#### [The task]
Count lines with the string "this" in them. State the number alone.

---------- Rows ----------

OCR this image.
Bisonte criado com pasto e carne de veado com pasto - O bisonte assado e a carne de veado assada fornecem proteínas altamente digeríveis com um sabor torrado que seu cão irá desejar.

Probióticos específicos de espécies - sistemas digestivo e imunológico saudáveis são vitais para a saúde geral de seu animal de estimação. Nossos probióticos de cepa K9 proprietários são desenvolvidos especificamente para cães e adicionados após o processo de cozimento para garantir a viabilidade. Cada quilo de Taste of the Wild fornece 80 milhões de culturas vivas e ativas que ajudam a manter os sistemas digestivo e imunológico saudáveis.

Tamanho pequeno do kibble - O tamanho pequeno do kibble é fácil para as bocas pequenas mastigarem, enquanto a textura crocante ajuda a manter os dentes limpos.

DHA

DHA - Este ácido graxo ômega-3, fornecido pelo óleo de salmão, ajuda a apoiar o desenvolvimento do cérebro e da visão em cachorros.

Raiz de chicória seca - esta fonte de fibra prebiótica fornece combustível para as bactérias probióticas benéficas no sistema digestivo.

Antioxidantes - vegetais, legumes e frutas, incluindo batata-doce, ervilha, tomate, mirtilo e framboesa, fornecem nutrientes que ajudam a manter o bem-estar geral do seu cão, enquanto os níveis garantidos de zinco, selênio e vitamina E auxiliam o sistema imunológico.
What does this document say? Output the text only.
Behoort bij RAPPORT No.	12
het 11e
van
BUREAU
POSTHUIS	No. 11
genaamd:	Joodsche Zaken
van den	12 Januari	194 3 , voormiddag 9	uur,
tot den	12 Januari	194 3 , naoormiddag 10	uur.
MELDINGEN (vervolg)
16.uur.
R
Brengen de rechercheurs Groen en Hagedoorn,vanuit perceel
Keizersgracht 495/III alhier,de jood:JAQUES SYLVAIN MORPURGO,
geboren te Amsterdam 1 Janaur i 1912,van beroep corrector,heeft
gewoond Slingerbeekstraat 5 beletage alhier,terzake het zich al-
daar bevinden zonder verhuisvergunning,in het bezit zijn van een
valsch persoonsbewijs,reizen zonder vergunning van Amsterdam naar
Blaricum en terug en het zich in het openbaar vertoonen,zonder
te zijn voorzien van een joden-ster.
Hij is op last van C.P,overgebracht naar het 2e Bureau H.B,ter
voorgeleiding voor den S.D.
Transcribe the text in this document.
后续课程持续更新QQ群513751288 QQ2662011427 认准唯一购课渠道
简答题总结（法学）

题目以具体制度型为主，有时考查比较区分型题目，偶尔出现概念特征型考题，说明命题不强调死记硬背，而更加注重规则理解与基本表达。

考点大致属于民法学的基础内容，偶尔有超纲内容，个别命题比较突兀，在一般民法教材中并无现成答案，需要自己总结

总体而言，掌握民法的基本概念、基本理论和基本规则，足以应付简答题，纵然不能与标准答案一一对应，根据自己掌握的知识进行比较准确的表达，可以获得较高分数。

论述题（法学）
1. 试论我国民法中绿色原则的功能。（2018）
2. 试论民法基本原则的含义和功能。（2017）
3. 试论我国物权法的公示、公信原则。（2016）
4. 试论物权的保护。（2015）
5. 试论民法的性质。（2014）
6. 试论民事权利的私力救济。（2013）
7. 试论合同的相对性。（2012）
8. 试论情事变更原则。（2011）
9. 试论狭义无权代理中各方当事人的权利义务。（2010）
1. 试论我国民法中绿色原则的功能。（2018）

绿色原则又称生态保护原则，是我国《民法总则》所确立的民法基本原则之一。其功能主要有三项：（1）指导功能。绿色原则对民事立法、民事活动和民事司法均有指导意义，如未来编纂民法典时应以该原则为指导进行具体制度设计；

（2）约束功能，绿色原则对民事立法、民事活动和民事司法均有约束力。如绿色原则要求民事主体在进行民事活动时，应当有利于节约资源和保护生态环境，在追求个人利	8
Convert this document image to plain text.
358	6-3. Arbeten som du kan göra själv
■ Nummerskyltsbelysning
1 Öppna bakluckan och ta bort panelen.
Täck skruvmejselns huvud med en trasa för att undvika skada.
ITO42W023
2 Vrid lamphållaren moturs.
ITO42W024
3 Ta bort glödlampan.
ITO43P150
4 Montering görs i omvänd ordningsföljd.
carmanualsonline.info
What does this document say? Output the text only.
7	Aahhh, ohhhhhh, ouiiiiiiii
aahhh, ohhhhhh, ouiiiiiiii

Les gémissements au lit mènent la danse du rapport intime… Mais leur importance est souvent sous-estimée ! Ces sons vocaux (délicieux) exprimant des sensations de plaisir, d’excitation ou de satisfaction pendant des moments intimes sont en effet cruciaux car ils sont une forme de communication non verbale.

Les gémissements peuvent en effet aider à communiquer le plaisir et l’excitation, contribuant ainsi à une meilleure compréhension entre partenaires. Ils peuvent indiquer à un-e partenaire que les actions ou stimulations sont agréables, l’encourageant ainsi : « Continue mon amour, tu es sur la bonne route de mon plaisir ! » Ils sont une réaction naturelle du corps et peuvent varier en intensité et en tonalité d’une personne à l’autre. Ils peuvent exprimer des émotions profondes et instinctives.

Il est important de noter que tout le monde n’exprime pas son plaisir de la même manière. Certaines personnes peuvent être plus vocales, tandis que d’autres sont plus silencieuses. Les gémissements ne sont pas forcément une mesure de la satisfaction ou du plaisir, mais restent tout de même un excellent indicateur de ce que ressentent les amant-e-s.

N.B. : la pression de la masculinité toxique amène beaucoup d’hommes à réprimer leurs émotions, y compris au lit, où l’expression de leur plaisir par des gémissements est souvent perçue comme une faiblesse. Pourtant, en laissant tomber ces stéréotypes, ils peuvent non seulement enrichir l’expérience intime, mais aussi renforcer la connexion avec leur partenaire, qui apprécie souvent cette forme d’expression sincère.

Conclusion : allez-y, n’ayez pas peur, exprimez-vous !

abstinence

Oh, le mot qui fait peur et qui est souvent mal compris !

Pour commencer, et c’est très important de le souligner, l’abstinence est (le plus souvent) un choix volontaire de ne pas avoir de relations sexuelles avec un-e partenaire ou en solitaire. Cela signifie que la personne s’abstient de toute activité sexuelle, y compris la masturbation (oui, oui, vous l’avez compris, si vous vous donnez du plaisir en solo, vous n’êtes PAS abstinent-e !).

----------

#### [Exercise result]
5